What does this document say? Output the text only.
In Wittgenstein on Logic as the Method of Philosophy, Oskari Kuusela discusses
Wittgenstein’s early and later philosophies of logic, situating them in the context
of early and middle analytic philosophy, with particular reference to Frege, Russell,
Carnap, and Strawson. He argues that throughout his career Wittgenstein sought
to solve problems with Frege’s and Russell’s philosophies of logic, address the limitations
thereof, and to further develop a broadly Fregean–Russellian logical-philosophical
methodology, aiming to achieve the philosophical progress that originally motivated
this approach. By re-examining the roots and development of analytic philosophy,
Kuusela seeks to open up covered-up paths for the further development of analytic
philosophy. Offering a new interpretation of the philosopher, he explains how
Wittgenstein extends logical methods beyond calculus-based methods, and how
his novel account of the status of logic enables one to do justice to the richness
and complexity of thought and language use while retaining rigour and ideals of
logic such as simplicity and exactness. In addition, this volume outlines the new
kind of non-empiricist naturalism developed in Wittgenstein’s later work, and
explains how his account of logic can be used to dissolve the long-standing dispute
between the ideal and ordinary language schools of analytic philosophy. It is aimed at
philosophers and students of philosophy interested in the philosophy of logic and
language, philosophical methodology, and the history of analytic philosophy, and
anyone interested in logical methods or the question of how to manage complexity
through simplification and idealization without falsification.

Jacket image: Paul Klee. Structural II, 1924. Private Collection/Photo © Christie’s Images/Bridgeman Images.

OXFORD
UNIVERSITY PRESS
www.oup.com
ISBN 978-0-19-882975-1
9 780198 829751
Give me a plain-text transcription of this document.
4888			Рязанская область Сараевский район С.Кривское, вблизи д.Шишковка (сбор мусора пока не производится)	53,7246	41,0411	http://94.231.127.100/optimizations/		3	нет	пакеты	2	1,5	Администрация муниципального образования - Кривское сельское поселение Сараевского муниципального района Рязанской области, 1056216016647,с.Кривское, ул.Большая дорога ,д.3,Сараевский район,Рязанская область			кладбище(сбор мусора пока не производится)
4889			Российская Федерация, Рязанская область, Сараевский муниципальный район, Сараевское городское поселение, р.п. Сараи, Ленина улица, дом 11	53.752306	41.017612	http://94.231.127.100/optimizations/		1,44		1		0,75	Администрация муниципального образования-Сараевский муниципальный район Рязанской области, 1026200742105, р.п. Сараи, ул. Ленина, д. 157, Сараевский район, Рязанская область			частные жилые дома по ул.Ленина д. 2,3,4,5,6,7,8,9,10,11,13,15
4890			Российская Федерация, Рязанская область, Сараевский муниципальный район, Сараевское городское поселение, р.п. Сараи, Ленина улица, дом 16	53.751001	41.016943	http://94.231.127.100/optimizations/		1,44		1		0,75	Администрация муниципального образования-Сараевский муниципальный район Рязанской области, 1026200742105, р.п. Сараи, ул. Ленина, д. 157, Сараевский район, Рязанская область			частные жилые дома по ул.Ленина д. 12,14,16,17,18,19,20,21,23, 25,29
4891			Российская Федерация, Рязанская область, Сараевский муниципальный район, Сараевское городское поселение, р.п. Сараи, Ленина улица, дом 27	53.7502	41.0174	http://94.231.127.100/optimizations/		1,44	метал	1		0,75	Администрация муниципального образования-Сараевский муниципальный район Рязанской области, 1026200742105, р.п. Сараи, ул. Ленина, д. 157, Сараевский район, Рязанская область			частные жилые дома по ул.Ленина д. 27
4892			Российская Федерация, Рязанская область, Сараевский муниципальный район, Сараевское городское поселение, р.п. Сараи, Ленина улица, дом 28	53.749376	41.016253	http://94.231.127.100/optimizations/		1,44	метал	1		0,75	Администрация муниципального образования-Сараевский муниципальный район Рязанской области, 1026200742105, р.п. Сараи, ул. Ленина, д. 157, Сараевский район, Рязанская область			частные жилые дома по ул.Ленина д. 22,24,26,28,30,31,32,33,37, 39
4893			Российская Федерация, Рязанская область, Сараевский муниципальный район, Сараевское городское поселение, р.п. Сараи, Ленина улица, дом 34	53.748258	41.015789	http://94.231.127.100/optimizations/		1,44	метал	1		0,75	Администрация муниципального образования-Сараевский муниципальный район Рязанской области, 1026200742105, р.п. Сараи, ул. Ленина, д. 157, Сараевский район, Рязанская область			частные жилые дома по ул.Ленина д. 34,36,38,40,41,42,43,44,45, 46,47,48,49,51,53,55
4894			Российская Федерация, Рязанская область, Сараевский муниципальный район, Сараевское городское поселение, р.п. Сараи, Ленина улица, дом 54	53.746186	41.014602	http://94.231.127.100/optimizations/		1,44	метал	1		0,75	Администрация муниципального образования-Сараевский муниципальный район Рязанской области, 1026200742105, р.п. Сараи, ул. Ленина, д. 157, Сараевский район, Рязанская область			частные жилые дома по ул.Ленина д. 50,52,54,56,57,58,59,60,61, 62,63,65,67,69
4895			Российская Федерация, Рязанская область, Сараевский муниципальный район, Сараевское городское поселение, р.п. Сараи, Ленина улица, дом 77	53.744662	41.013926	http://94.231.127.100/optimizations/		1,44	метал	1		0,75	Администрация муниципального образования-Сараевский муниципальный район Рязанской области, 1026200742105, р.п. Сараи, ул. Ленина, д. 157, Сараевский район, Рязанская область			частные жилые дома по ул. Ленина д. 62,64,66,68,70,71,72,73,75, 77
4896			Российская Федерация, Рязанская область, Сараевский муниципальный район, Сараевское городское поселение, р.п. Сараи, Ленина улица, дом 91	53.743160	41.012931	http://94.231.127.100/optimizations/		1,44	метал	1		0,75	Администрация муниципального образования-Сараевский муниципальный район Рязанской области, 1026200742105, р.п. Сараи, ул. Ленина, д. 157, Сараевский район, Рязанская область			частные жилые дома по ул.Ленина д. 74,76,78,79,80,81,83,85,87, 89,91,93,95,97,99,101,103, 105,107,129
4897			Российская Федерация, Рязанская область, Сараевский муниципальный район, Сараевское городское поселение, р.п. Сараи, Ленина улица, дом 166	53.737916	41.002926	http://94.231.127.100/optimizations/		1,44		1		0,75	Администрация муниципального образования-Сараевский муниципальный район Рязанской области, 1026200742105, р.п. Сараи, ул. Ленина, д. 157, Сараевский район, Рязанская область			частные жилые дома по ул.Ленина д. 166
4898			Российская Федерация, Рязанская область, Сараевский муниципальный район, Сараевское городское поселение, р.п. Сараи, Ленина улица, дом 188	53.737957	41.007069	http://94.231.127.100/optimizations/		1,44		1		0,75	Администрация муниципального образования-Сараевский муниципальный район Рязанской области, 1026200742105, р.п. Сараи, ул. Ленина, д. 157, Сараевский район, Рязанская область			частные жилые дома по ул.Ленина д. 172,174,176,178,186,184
● ● ●
**WORK TO COMPLETE**
Write out all the data again, exactly as it appears.

**TASK RESULT**
What does this document say? Output the text only.
In Wittgenstein on Logic as the Method of Philosophy, Oskari Kuusela discusses
Wittgenstein’s early and later philosophies of logic, situating them in the context
of early and middle analytic philosophy, with particular reference to Frege, Russell,
Carnap, and Strawson. He argues that throughout his career Wittgenstein sought
to solve problems with Frege’s and Russell’s philosophies of logic, address the limitations
thereof, and to further develop a broadly Fregean–Russellian logical-philosophical
methodology, aiming to achieve the philosophical progress that originally motivated
this approach. By re-examining the roots and development of analytic philosophy,
Kuusela seeks to open up covered-up paths for the further development of analytic
philosophy. Offering a new interpretation of the philosopher, he explains how
Wittgenstein extends logical methods beyond calculus-based methods, and how
his novel account of the status of logic enables one to do justice to the richness
and complexity of thought and language use while retaining rigour and ideals of
logic such as simplicity and exactness. In addition, this volume outlines the new
kind of non-empiricist naturalism developed in Wittgenstein’s later work, and
explains how his account of logic can be used to dissolve the long-standing dispute
between the ideal and ordinary language schools of analytic philosophy. It is aimed at
philosophers and students of philosophy interested in the philosophy of logic and
language, philosophical methodology, and the history of analytic philosophy, and
anyone interested in logical methods or the question of how to manage complexity
through simplification and idealization without falsification.

Jacket image: Paul Klee. Structural II, 1924. Private Collection/Photo © Christie’s Images/Bridgeman Images.

OXFORD
UNIVERSITY PRESS
www.oup.com
ISBN 978-0-19-882975-1
9 780198 829751
Give me a plain-text transcription of this document.
4888			Рязанская область Сараевский район С.Кривское, вблизи д.Шишковка (сбор мусора пока не производится)	53,7246	41,0411	http://94.231.127.100/optimizations/		3	нет	пакеты	2	1,5	Администрация муниципального образования - Кривское сельское поселение Сараевского муниципального района Рязанской области, 1056216016647,с.Кривское, ул.Большая дорога ,д.3,Сараевский район,Рязанская область			кладбище(сбор мусора пока не производится)
4889			Российская Федерация, Рязанская область, Сараевский муниципальный район, Сараевское городское поселение, р.п. Сараи, Ленина улица, дом 11	53.752306	41.017612	http://94.231.127.100/optimizations/		1,44		1		0,75	Администрация муниципального образования-Сараевский муниципальный район Рязанской области, 1026200742105, р.п. Сараи, ул. Ленина, д. 157, Сараевский район, Рязанская область			частные жилые дома по ул.Ленина д. 2,3,4,5,6,7,8,9,10,11,13,15
4890			Российская Федерация, Рязанская область, Сараевский муниципальный район, Сараевское городское поселение, р.п. Сараи, Ленина улица, дом 16	53.751001	41.016943	http://94.231.127.100/optimizations/		1,44		1		0,75	Администрация муниципального образования-Сараевский муниципальный район Рязанской области, 1026200742105, р.п. Сараи, ул. Ленина, д. 157, Сараевский район, Рязанская область			частные жилые дома по ул.Ленина д. 12,14,16,17,18,19,20,21,23, 25,29
4891			Российская Федерация, Рязанская область, Сараевский муниципальный район, Сараевское городское поселение, р.п. Сараи, Ленина улица, дом 27	53.7502	41.0174	http://94.231.127.100/optimizations/		1,44	метал	1		0,75	Администрация муниципального образования-Сараевский муниципальный район Рязанской области, 1026200742105, р.п. Сараи, ул. Ленина, д. 157, Сараевский район, Рязанская область			частные жилые дома по ул.Ленина д. 27
4892			Российская Федерация, Рязанская область, Сараевский муниципальный район, Сараевское городское поселение, р.п. Сараи, Ленина улица, дом 28	53.749376	41.016253	http://94.231.127.100/optimizations/		1,44	метал	1		0,75	Администрация муниципального образования-Сараевский муниципальный район Рязанской области, 1026200742105, р.п. Сараи, ул. Ленина, д. 157, Сараевский район, Рязанская область			частные жилые дома по ул.Ленина д. 22,24,26,28,30,31,32,33,37, 39
4893			Российская Федерация, Рязанская область, Сараевский муниципальный район, Сараевское городское поселение, р.п. Сараи, Ленина улица, дом 34	53.748258	41.015789	http://94.231.127.100/optimizations/		1,44	метал	1		0,75	Администрация муниципального образования-Сараевский муниципальный район Рязанской области, 1026200742105, р.п. Сараи, ул. Ленина, д. 157, Сараевский район, Рязанская область			частные жилые дома по ул.Ленина д. 34,36,38,40,41,42,43,44,45, 46,47,48,49,51,53,55
4894			Российская Федерация, Рязанская область, Сараевский муниципальный район, Сараевское городское поселение, р.п. Сараи, Ленина улица, дом 54	53.746186	41.014602	http://94.231.127.100/optimizations/		1,44	метал	1		0,75	Администрация муниципального образования-Сараевский муниципальный район Рязанской области, 1026200742105, р.п. Сараи, ул. Ленина, д. 157, Сараевский район, Рязанская область			частные жилые дома по ул.Ленина д. 50,52,54,56,57,58,59,60,61, 62,63,65,67,69
4895			Российская Федерация, Рязанская область, Сараевский муниципальный район, Сараевское городское поселение, р.п. Сараи, Ленина улица, дом 77	53.744662	41.013926	http://94.231.127.100/optimizations/		1,44	метал	1		0,75	Администрация муниципального образования-Сараевский муниципальный район Рязанской области, 1026200742105, р.п. Сараи, ул. Ленина, д. 157, Сараевский район, Рязанская область			частные жилые дома по ул. Ленина д. 62,64,66,68,70,71,72,73,75, 77
4896			Российская Федерация, Рязанская область, Сараевский муниципальный район, Сараевское городское поселение, р.п. Сараи, Ленина улица, дом 91	53.743160	41.012931	http://94.231.127.100/optimizations/		1,44	метал	1		0,75	Администрация муниципального образования-Сараевский муниципальный район Рязанской области, 1026200742105, р.п. Сараи, ул. Ленина, д. 157, Сараевский район, Рязанская область			частные жилые дома по ул.Ленина д. 74,76,78,79,80,81,83,85,87, 89,91,93,95,97,99,101,103, 105,107,129
4897			Российская Федерация, Рязанская область, Сараевский муниципальный район, Сараевское городское поселение, р.п. Сараи, Ленина улица, дом 166	53.737916	41.002926	http://94.231.127.100/optimizations/		1,44		1		0,75	Администрация муниципального образования-Сараевский муниципальный район Рязанской области, 1026200742105, р.п. Сараи, ул. Ленина, д. 157, Сараевский район, Рязанская область			частные жилые дома по ул.Ленина д. 166
4898			Российская Федерация, Рязанская область, Сараевский муниципальный район, Сараевское городское поселение, р.п. Сараи, Ленина улица, дом 188	53.737957	41.007069	http://94.231.127.100/optimizations/		1,44		1		0,75	Администрация муниципального образования-Сараевский муниципальный район Рязанской области, 1026200742105, р.п. Сараи, ул. Ленина, д. 157, Сараевский район, Рязанская область			частные жилые дома по ул.Ленина д. 172,174,176,178,186,184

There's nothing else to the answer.